## EXERCISE GOAL
Transcribe the entries that follow exactly as they appear, minus pictures.

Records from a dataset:
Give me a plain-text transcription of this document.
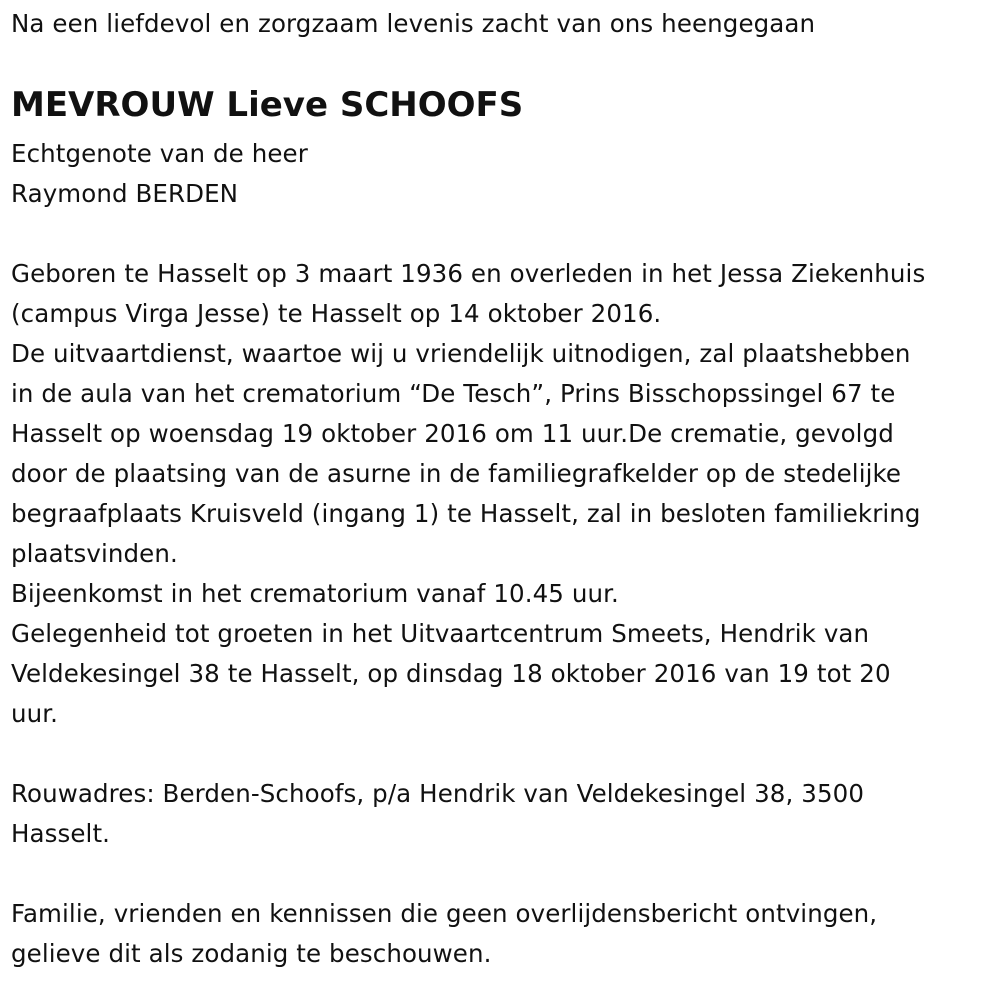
Na een liefdevol en zorgzaam levenis zacht van ons heengegaan
MEVROUW Lieve SCHOOFS
Echtgenote van de heer
Raymond BERDEN
Geboren te Hasselt op 3 maart 1936 en overleden in het Jessa Ziekenhuis
(campus Virga Jesse) te Hasselt op 14 oktober 2016.
De uitvaartdienst, waartoe wij u vriendelijk uitnodigen, zal plaatshebben
in de aula van het crematorium “De Tesch”, Prins Bisschopssingel 67 te
Hasselt op woensdag 19 oktober 2016 om 11 uur.De crematie, gevolgd
door de plaatsing van de asurne in de familiegrafkelder op de stedelijke
begraafplaats Kruisveld (ingang 1) te Hasselt, zal in besloten familiekring
plaatsvinden.
Bijeenkomst in het crematorium vanaf 10.45 uur.
Gelegenheid tot groeten in het Uitvaartcentrum Smeets, Hendrik van
Veldekesingel 38 te Hasselt, op dinsdag 18 oktober 2016 van 19 tot 20
uur.
Rouwadres: Berden-Schoofs, p/a Hendrik van Veldekesingel 38, 3500
Hasselt.
Familie, vrienden en kennissen die geen overlijdensbericht ontvingen,
gelieve dit als zodanig te beschouwen.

## EXERCISE ANSWER
Give me a plain-text transcription of this document.
Na een liefdevol en zorgzaam levenis zacht van ons heengegaan
MEVROUW Lieve SCHOOFS
Echtgenote van de heer
Raymond BERDEN
Geboren te Hasselt op 3 maart 1936 en overleden in het Jessa Ziekenhuis
(campus Virga Jesse) te Hasselt op 14 oktober 2016.
De uitvaartdienst, waartoe wij u vriendelijk uitnodigen, zal plaatshebben
in de aula van het crematorium “De Tesch”, Prins Bisschopssingel 67 te
Hasselt op woensdag 19 oktober 2016 om 11 uur.De crematie, gevolgd
door de plaatsing van de asurne in de familiegrafkelder op de stedelijke
begraafplaats Kruisveld (ingang 1) te Hasselt, zal in besloten familiekring
plaatsvinden.
Bijeenkomst in het crematorium vanaf 10.45 uur.
Gelegenheid tot groeten in het Uitvaartcentrum Smeets, Hendrik van
Veldekesingel 38 te Hasselt, op dinsdag 18 oktober 2016 van 19 tot 20
uur.
Rouwadres: Berden-Schoofs, p/a Hendrik van Veldekesingel 38, 3500
Hasselt.
Familie, vrienden en kennissen die geen overlijdensbericht ontvingen,
gelieve dit als zodanig te beschouwen.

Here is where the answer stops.